# Work to do
Identify each line containing the word "poissons" and copy it.

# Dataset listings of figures
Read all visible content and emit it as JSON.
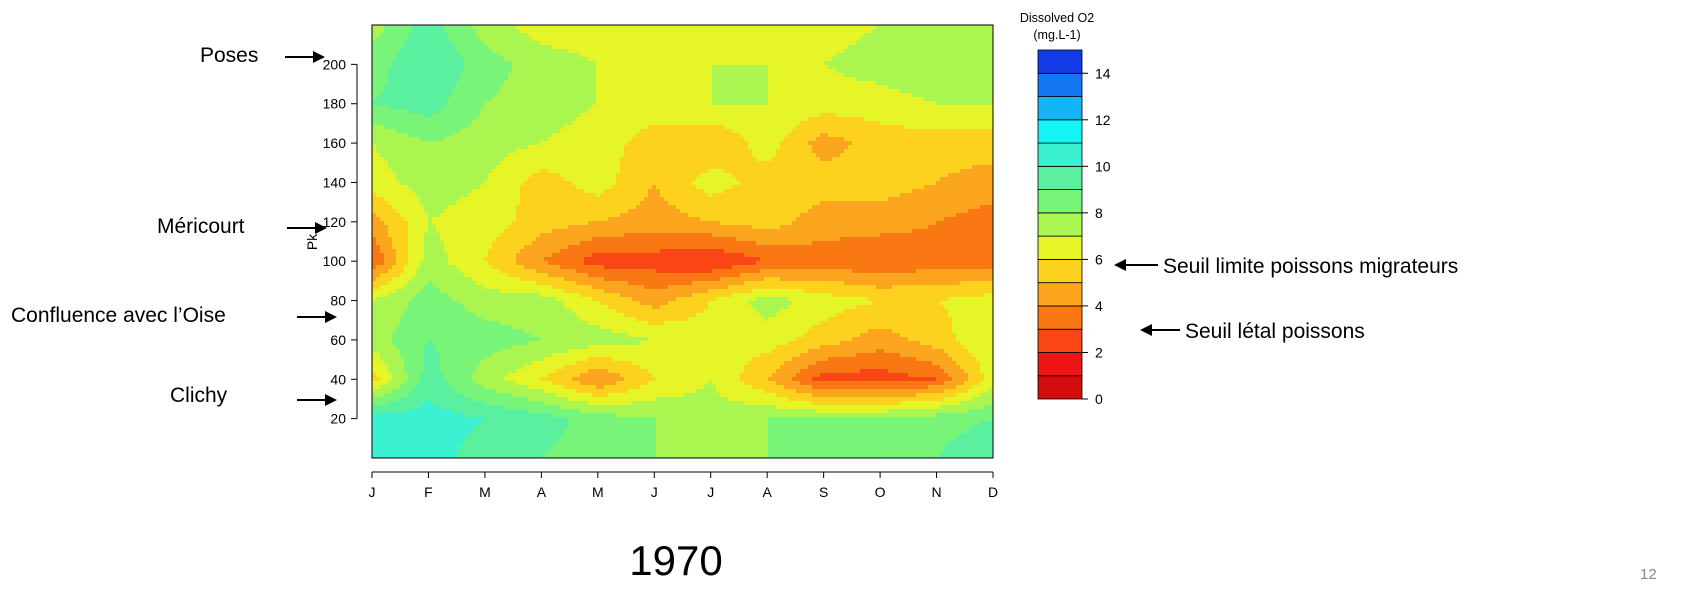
{
  "slide": {
    "year": "1970",
    "page_number": "12"
  },
  "annotations": {
    "left": [
      {
        "label": "Poses",
        "pk": 200
      },
      {
        "label": "Méricourt",
        "pk": 119
      },
      {
        "label": "Confluence avec l’Oise",
        "pk": 78
      },
      {
        "label": "Clichy",
        "pk": 38
      }
    ],
    "right": [
      {
        "label": "Seuil limite poissons migrateurs",
        "value": 6
      },
      {
        "label": "Seuil létal poissons",
        "value": 3
      }
    ]
  },
  "chart_data": {
    "type": "heatmap",
    "title": "",
    "xlabel": "",
    "ylabel": "Pk",
    "x": [
      "J",
      "F",
      "M",
      "A",
      "M",
      "J",
      "J",
      "A",
      "S",
      "O",
      "N",
      "D"
    ],
    "y": [
      0,
      20,
      40,
      60,
      80,
      100,
      120,
      140,
      160,
      180,
      200,
      220
    ],
    "yticks": [
      20,
      40,
      60,
      80,
      100,
      120,
      140,
      160,
      180,
      200
    ],
    "xlim": [
      "J",
      "D"
    ],
    "ylim": [
      0,
      220
    ],
    "z": [
      [
        10.0,
        10.5,
        9.5,
        9.0,
        8.5,
        8.0,
        8.0,
        8.0,
        8.5,
        9.0,
        9.0,
        10.0
      ],
      [
        10.5,
        10.5,
        10.0,
        9.5,
        8.5,
        8.0,
        7.5,
        8.0,
        8.0,
        8.0,
        8.5,
        9.0
      ],
      [
        5.5,
        9.5,
        7.5,
        6.0,
        4.0,
        6.0,
        7.0,
        5.0,
        2.5,
        2.5,
        3.0,
        6.5
      ],
      [
        7.5,
        9.0,
        8.5,
        8.0,
        7.5,
        7.0,
        6.5,
        6.5,
        5.5,
        4.5,
        5.5,
        7.0
      ],
      [
        7.0,
        8.5,
        7.5,
        7.5,
        6.0,
        4.5,
        6.0,
        7.5,
        6.5,
        6.0,
        6.0,
        6.5
      ],
      [
        3.0,
        7.5,
        6.0,
        4.0,
        2.5,
        2.5,
        2.0,
        3.0,
        3.5,
        3.0,
        3.5,
        3.5
      ],
      [
        4.5,
        7.0,
        6.5,
        5.5,
        5.0,
        4.5,
        5.0,
        5.5,
        4.5,
        4.5,
        4.0,
        3.5
      ],
      [
        6.5,
        7.5,
        7.0,
        5.5,
        6.5,
        5.0,
        6.5,
        5.5,
        5.5,
        5.5,
        5.0,
        4.5
      ],
      [
        7.0,
        8.0,
        7.5,
        7.0,
        6.5,
        5.5,
        5.0,
        6.5,
        4.5,
        5.5,
        5.5,
        5.5
      ],
      [
        9.0,
        9.5,
        8.0,
        7.5,
        7.0,
        6.5,
        7.0,
        7.0,
        6.5,
        6.5,
        7.0,
        7.0
      ],
      [
        8.5,
        10.0,
        8.5,
        7.5,
        7.0,
        7.0,
        7.0,
        7.0,
        7.0,
        7.5,
        8.0,
        8.0
      ],
      [
        7.5,
        9.5,
        7.5,
        6.5,
        6.5,
        6.0,
        6.5,
        7.0,
        6.5,
        7.0,
        7.5,
        7.5
      ]
    ],
    "colorbar": {
      "title": "Dissolved O2",
      "unit": "(mg.L-1)",
      "levels": [
        0,
        1,
        2,
        3,
        4,
        5,
        6,
        7,
        8,
        9,
        10,
        11,
        12,
        13,
        14,
        15
      ],
      "ticks": [
        0,
        2,
        4,
        6,
        8,
        10,
        12,
        14
      ],
      "colors": [
        "#d20c0c",
        "#f01414",
        "#fa4614",
        "#fa7814",
        "#fca51e",
        "#fcd21e",
        "#e6f528",
        "#aaf550",
        "#78f578",
        "#5af0a0",
        "#3cf0d2",
        "#14f5f5",
        "#14b4f5",
        "#1478f5",
        "#143ce6"
      ]
    }
  }
}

# Answer for this exercise
        "label": "Seuil limite poissons migrateurs",
        "label": "Seuil létal poissons",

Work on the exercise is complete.